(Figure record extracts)
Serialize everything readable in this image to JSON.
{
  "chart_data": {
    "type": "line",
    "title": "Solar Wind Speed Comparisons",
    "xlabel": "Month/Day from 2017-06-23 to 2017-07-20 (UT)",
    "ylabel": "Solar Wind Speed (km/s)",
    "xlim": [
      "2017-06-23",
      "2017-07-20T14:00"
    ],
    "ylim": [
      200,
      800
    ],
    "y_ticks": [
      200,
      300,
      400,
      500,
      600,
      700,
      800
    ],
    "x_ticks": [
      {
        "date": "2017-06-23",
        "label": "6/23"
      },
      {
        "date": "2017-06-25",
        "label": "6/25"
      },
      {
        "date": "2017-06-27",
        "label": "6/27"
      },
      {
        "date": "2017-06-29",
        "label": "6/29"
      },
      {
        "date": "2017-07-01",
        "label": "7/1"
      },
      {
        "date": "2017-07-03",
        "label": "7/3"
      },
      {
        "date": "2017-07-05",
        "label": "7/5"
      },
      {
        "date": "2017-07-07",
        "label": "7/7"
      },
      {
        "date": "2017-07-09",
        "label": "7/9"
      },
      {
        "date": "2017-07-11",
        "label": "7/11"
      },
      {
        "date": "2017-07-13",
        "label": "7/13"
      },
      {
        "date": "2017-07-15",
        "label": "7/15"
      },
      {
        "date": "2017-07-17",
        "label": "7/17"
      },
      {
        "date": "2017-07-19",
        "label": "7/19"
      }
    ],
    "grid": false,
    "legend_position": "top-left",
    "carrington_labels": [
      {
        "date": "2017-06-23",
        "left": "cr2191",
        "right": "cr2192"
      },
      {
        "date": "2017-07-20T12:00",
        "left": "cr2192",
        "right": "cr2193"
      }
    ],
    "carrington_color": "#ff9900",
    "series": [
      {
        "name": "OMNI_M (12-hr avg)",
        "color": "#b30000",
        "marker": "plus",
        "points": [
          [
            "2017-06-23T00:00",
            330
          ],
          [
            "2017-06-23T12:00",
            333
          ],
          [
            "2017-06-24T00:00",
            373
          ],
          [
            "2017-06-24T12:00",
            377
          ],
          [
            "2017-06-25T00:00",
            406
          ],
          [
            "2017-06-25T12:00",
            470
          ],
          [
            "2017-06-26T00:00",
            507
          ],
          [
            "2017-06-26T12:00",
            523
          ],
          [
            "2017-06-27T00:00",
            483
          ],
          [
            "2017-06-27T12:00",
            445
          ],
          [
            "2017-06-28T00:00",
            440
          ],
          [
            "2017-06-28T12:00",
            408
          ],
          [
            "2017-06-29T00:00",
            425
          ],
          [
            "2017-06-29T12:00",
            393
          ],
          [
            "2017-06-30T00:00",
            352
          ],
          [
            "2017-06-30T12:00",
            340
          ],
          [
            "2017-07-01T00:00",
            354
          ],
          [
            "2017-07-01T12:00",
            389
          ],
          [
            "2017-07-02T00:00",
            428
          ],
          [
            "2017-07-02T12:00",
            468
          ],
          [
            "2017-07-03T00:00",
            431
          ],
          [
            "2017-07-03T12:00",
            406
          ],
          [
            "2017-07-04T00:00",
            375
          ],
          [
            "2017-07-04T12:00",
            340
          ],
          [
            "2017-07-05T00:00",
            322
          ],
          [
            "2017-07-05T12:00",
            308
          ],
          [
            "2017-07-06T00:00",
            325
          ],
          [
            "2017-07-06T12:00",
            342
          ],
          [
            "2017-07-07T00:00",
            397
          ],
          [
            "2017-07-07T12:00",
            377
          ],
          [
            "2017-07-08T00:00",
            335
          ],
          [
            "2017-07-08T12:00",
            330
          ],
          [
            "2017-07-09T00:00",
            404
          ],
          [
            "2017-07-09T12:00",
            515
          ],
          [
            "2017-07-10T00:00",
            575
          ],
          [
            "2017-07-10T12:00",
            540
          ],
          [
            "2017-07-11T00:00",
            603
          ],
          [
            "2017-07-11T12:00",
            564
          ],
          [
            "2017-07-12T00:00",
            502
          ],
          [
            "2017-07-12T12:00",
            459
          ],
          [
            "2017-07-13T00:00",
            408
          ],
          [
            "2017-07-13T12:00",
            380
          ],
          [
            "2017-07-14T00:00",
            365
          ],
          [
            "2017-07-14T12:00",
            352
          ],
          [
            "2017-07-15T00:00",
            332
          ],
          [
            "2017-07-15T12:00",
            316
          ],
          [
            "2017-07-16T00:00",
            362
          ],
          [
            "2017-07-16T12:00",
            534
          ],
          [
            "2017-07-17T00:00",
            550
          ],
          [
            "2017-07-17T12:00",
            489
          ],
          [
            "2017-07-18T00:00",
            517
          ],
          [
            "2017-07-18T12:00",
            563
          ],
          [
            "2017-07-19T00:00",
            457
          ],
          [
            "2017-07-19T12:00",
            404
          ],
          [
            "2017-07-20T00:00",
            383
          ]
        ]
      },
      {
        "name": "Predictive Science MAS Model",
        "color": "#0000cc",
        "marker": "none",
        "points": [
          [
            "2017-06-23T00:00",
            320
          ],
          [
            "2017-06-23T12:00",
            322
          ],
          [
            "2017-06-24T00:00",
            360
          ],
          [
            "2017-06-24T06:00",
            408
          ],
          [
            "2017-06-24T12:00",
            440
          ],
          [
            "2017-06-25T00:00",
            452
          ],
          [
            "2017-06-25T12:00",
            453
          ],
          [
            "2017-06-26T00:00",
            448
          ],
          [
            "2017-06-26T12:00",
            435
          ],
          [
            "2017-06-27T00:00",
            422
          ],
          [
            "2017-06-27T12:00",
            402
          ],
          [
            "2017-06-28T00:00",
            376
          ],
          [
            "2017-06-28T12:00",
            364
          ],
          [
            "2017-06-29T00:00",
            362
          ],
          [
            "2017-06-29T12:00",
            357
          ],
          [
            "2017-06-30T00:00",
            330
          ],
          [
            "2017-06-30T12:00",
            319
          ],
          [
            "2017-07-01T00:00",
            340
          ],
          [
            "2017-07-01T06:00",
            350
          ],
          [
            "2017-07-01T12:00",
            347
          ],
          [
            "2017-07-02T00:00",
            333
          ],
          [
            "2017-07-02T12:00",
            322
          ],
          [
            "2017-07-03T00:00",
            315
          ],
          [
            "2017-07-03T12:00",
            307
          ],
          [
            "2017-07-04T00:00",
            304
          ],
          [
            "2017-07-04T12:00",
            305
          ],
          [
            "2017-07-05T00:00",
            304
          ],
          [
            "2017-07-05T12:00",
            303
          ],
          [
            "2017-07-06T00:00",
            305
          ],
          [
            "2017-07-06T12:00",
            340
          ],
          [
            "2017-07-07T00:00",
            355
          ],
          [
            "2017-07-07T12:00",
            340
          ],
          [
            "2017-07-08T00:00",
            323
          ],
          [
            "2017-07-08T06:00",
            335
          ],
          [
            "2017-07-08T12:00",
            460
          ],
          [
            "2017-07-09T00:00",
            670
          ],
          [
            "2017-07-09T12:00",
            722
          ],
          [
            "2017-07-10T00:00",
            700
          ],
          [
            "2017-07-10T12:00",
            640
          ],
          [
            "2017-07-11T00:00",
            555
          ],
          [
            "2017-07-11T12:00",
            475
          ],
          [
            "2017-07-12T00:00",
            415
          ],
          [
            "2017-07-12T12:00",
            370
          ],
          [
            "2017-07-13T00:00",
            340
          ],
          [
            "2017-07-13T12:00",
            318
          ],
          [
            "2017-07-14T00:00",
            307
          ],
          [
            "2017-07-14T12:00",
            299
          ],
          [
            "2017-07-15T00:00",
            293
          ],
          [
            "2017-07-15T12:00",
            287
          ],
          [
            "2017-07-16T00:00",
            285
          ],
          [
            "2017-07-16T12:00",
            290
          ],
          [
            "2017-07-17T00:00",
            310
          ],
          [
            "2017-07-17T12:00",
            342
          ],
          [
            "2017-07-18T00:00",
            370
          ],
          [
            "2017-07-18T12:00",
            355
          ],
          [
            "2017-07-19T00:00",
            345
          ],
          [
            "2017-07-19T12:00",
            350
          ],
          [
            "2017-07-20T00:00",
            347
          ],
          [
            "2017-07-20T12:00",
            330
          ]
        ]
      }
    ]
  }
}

REQUIRED TASK | Report how many lines include the word "left". Give nothing but the number.

SOLUTION FOR THIS TASK | 3